Transcribe every record that appears below, exactly and in full.
━━━━━ DATASET RECORDS
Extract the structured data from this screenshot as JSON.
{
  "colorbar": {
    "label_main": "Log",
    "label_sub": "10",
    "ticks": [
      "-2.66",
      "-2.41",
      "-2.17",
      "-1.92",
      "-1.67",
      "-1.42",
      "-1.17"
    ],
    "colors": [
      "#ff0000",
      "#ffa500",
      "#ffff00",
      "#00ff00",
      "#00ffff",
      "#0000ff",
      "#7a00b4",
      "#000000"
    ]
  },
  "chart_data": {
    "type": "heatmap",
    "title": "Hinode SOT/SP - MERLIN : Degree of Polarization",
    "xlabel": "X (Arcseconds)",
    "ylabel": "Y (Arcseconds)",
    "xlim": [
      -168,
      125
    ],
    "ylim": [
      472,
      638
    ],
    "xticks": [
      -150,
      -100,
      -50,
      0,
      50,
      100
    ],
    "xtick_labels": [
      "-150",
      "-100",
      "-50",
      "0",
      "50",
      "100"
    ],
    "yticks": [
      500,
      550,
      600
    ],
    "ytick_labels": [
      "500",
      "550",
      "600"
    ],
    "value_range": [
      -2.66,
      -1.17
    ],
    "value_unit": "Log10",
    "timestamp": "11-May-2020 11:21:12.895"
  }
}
━━━━━━━━━━
*RESULT*.
Extract the structured data from this screenshot as JSON.
{
  "colorbar": {
    "label_main": "Log",
    "label_sub": "10",
    "ticks": [
      "-2.66",
      "-2.41",
      "-2.17",
      "-1.92",
      "-1.67",
      "-1.42",
      "-1.17"
    ],
    "colors": [
      "#ff0000",
      "#ffa500",
      "#ffff00",
      "#00ff00",
      "#00ffff",
      "#0000ff",
      "#7a00b4",
      "#000000"
    ]
  },
  "chart_data": {
    "type": "heatmap",
    "title": "Hinode SOT/SP - MERLIN : Degree of Polarization",
    "xlabel": "X (Arcseconds)",
    "ylabel": "Y (Arcseconds)",
    "xlim": [
      -168,
      125
    ],
    "ylim": [
      472,
      638
    ],
    "xticks": [
      -150,
      -100,
      -50,
      0,
      50,
      100
    ],
    "xtick_labels": [
      "-150",
      "-100",
      "-50",
      "0",
      "50",
      "100"
    ],
    "yticks": [
      500,
      550,
      600
    ],
    "ytick_labels": [
      "500",
      "550",
      "600"
    ],
    "value_range": [
      -2.66,
      -1.17
    ],
    "value_unit": "Log10",
    "timestamp": "11-May-2020 11:21:12.895"
  }
}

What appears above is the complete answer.